• [WHAT YOU NEED TO DO]
Skip the pictures and repeat each line of the data exactly.

• [LISTED RECORDS]

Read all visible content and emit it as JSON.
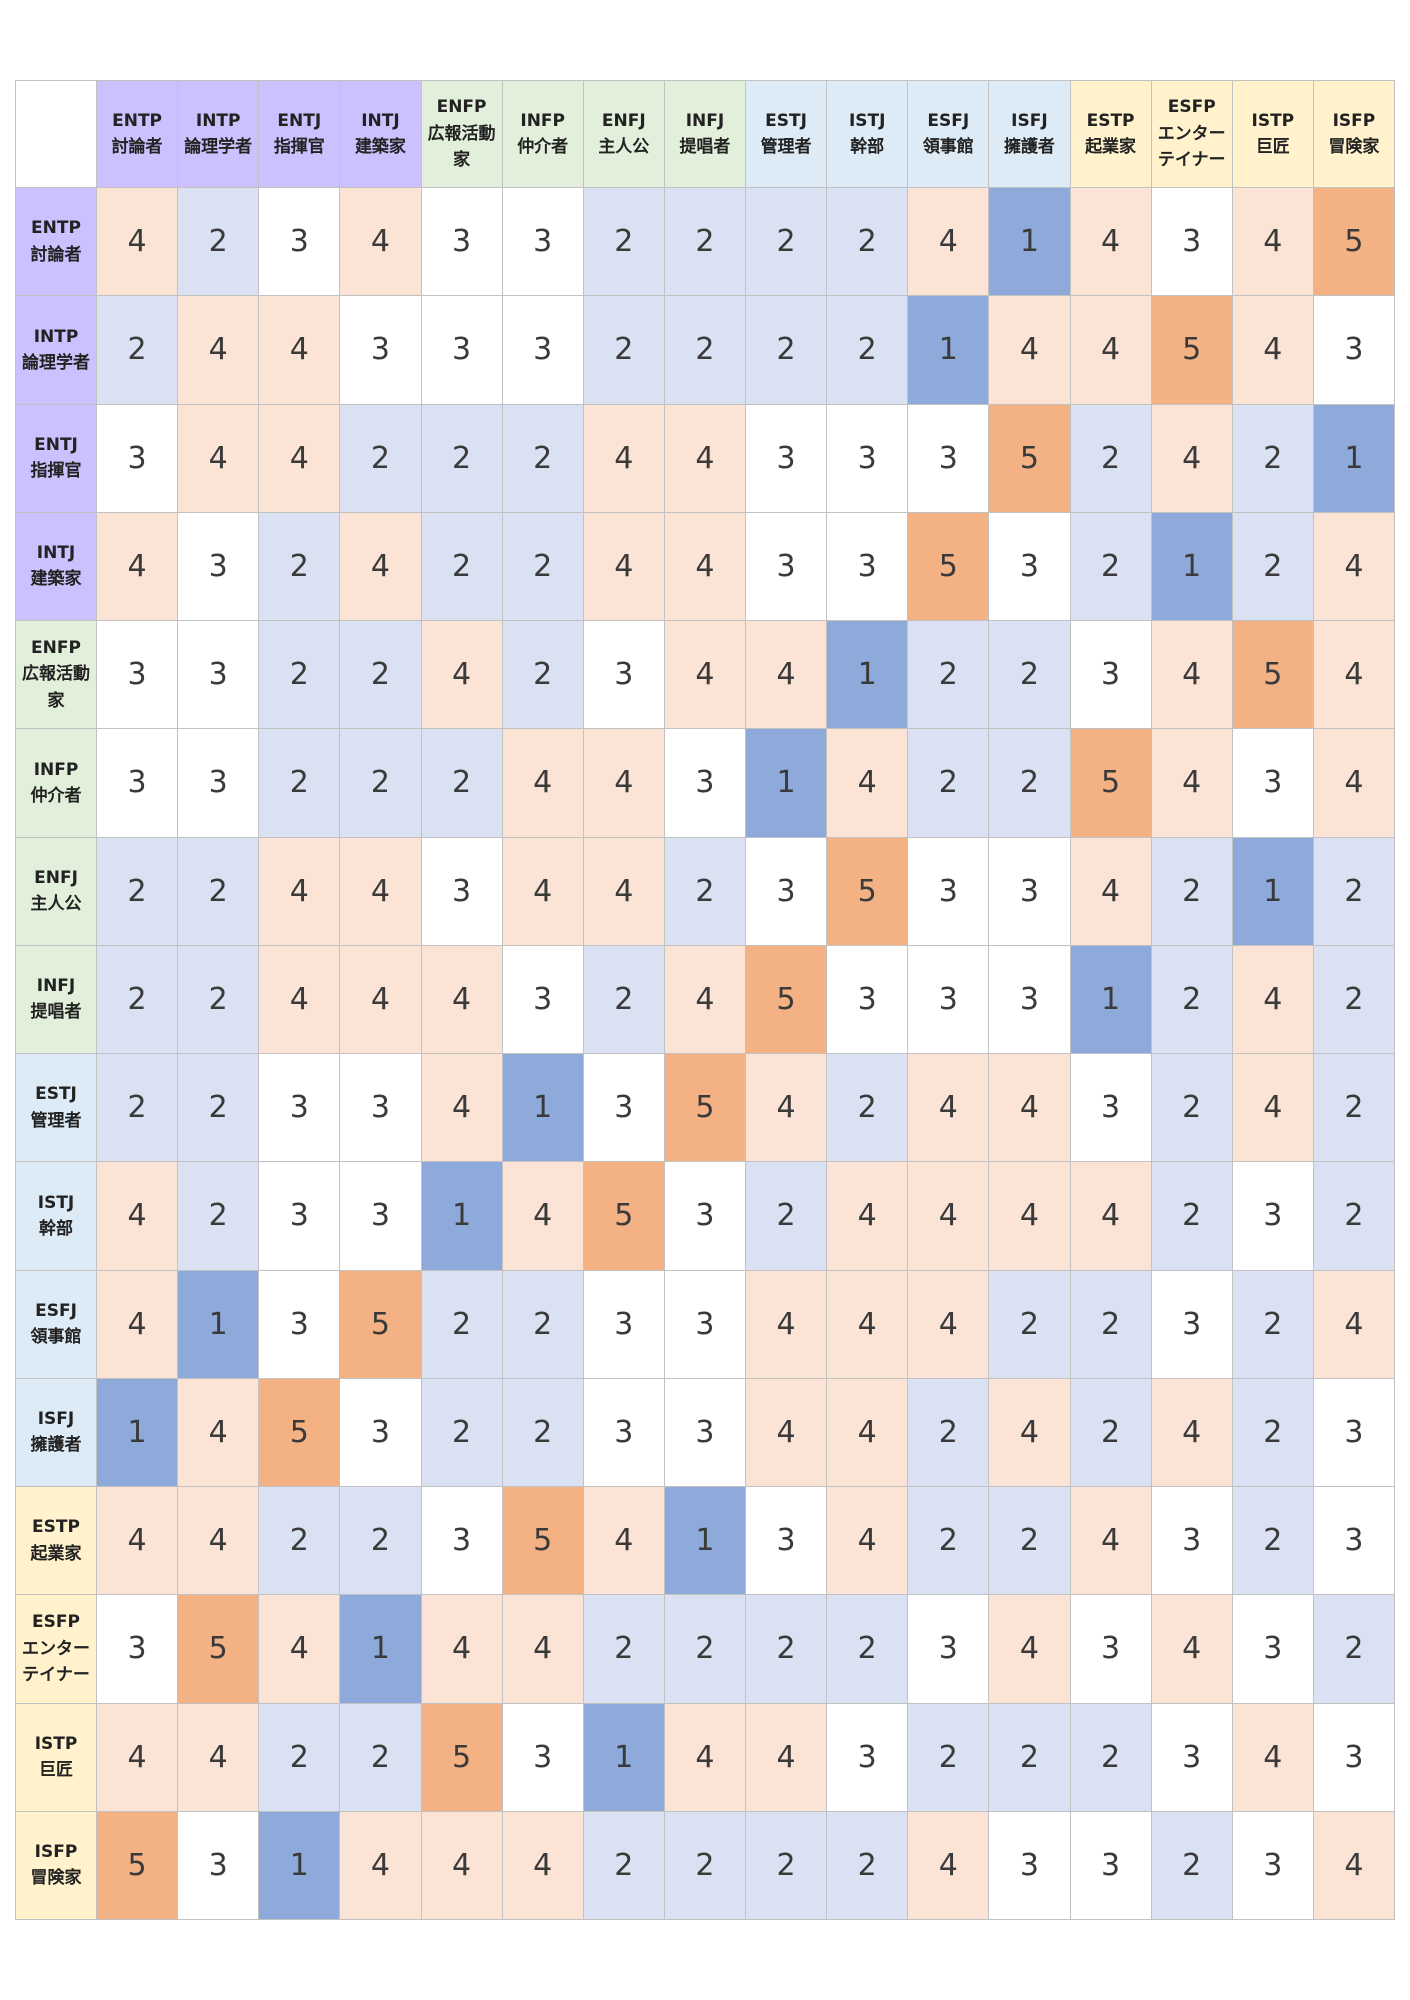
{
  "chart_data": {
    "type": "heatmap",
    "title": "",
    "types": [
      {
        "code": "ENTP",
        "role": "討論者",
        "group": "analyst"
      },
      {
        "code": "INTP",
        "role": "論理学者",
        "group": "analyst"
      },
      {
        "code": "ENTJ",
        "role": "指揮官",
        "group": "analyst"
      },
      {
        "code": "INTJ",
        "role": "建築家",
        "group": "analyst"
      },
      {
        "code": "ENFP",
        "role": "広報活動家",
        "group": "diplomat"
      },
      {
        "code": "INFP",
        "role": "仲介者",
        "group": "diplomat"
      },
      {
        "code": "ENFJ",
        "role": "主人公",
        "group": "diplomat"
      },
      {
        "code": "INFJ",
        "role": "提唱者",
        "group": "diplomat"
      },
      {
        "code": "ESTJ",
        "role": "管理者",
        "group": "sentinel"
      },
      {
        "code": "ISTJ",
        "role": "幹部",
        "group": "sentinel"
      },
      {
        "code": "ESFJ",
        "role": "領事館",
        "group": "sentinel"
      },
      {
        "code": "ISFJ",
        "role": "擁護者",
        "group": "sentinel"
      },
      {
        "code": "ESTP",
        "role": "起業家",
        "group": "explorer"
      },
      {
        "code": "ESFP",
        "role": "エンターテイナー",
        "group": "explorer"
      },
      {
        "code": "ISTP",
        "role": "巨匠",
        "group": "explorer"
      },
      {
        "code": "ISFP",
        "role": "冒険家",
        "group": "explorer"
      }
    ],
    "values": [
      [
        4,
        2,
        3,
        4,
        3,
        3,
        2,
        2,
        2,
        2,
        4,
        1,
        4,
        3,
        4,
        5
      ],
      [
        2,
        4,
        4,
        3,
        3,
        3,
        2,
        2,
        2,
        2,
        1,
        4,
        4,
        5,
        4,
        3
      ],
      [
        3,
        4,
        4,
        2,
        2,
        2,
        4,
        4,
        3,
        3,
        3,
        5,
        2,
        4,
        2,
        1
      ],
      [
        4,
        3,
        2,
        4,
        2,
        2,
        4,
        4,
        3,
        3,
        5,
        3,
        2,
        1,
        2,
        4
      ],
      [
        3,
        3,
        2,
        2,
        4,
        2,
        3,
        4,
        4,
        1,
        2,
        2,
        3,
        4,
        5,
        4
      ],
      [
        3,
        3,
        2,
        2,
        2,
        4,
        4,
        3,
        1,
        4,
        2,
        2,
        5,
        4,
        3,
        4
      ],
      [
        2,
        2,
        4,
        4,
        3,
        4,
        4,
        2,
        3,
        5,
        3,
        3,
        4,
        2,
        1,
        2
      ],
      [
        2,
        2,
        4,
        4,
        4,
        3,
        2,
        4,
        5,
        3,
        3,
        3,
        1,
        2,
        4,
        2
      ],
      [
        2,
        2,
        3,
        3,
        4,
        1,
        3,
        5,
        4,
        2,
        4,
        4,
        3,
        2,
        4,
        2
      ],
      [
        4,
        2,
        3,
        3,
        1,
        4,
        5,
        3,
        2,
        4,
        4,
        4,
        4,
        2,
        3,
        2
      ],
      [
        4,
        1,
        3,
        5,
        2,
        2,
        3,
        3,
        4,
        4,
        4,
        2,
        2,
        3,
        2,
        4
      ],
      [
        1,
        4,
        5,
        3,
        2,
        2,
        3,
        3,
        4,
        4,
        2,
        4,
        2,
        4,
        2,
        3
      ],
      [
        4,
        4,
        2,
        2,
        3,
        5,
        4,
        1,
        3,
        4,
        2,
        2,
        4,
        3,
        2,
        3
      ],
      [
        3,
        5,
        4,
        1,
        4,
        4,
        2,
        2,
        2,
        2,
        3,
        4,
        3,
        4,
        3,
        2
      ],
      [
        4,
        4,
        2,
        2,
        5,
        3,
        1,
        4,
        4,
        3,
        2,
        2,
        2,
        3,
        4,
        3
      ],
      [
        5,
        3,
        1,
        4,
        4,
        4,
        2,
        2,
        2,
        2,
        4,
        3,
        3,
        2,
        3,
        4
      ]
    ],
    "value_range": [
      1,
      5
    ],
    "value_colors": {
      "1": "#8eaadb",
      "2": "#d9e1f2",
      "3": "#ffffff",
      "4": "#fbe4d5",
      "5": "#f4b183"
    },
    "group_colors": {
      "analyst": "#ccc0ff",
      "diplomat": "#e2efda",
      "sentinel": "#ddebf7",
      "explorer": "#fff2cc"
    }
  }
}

• [RESULT FOR THIS TASK]
Read all visible content and emit it as JSON.
{
  "chart_data": {
    "type": "heatmap",
    "title": "",
    "types": [
      {
        "code": "ENTP",
        "role": "討論者",
        "group": "analyst"
      },
      {
        "code": "INTP",
        "role": "論理学者",
        "group": "analyst"
      },
      {
        "code": "ENTJ",
        "role": "指揮官",
        "group": "analyst"
      },
      {
        "code": "INTJ",
        "role": "建築家",
        "group": "analyst"
      },
      {
        "code": "ENFP",
        "role": "広報活動家",
        "group": "diplomat"
      },
      {
        "code": "INFP",
        "role": "仲介者",
        "group": "diplomat"
      },
      {
        "code": "ENFJ",
        "role": "主人公",
        "group": "diplomat"
      },
      {
        "code": "INFJ",
        "role": "提唱者",
        "group": "diplomat"
      },
      {
        "code": "ESTJ",
        "role": "管理者",
        "group": "sentinel"
      },
      {
        "code": "ISTJ",
        "role": "幹部",
        "group": "sentinel"
      },
      {
        "code": "ESFJ",
        "role": "領事館",
        "group": "sentinel"
      },
      {
        "code": "ISFJ",
        "role": "擁護者",
        "group": "sentinel"
      },
      {
        "code": "ESTP",
        "role": "起業家",
        "group": "explorer"
      },
      {
        "code": "ESFP",
        "role": "エンターテイナー",
        "group": "explorer"
      },
      {
        "code": "ISTP",
        "role": "巨匠",
        "group": "explorer"
      },
      {
        "code": "ISFP",
        "role": "冒険家",
        "group": "explorer"
      }
    ],
    "values": [
      [
        4,
        2,
        3,
        4,
        3,
        3,
        2,
        2,
        2,
        2,
        4,
        1,
        4,
        3,
        4,
        5
      ],
      [
        2,
        4,
        4,
        3,
        3,
        3,
        2,
        2,
        2,
        2,
        1,
        4,
        4,
        5,
        4,
        3
      ],
      [
        3,
        4,
        4,
        2,
        2,
        2,
        4,
        4,
        3,
        3,
        3,
        5,
        2,
        4,
        2,
        1
      ],
      [
        4,
        3,
        2,
        4,
        2,
        2,
        4,
        4,
        3,
        3,
        5,
        3,
        2,
        1,
        2,
        4
      ],
      [
        3,
        3,
        2,
        2,
        4,
        2,
        3,
        4,
        4,
        1,
        2,
        2,
        3,
        4,
        5,
        4
      ],
      [
        3,
        3,
        2,
        2,
        2,
        4,
        4,
        3,
        1,
        4,
        2,
        2,
        5,
        4,
        3,
        4
      ],
      [
        2,
        2,
        4,
        4,
        3,
        4,
        4,
        2,
        3,
        5,
        3,
        3,
        4,
        2,
        1,
        2
      ],
      [
        2,
        2,
        4,
        4,
        4,
        3,
        2,
        4,
        5,
        3,
        3,
        3,
        1,
        2,
        4,
        2
      ],
      [
        2,
        2,
        3,
        3,
        4,
        1,
        3,
        5,
        4,
        2,
        4,
        4,
        3,
        2,
        4,
        2
      ],
      [
        4,
        2,
        3,
        3,
        1,
        4,
        5,
        3,
        2,
        4,
        4,
        4,
        4,
        2,
        3,
        2
      ],
      [
        4,
        1,
        3,
        5,
        2,
        2,
        3,
        3,
        4,
        4,
        4,
        2,
        2,
        3,
        2,
        4
      ],
      [
        1,
        4,
        5,
        3,
        2,
        2,
        3,
        3,
        4,
        4,
        2,
        4,
        2,
        4,
        2,
        3
      ],
      [
        4,
        4,
        2,
        2,
        3,
        5,
        4,
        1,
        3,
        4,
        2,
        2,
        4,
        3,
        2,
        3
      ],
      [
        3,
        5,
        4,
        1,
        4,
        4,
        2,
        2,
        2,
        2,
        3,
        4,
        3,
        4,
        3,
        2
      ],
      [
        4,
        4,
        2,
        2,
        5,
        3,
        1,
        4,
        4,
        3,
        2,
        2,
        2,
        3,
        4,
        3
      ],
      [
        5,
        3,
        1,
        4,
        4,
        4,
        2,
        2,
        2,
        2,
        4,
        3,
        3,
        2,
        3,
        4
      ]
    ],
    "value_range": [
      1,
      5
    ],
    "value_colors": {
      "1": "#8eaadb",
      "2": "#d9e1f2",
      "3": "#ffffff",
      "4": "#fbe4d5",
      "5": "#f4b183"
    },
    "group_colors": {
      "analyst": "#ccc0ff",
      "diplomat": "#e2efda",
      "sentinel": "#ddebf7",
      "explorer": "#fff2cc"
    }
  }
}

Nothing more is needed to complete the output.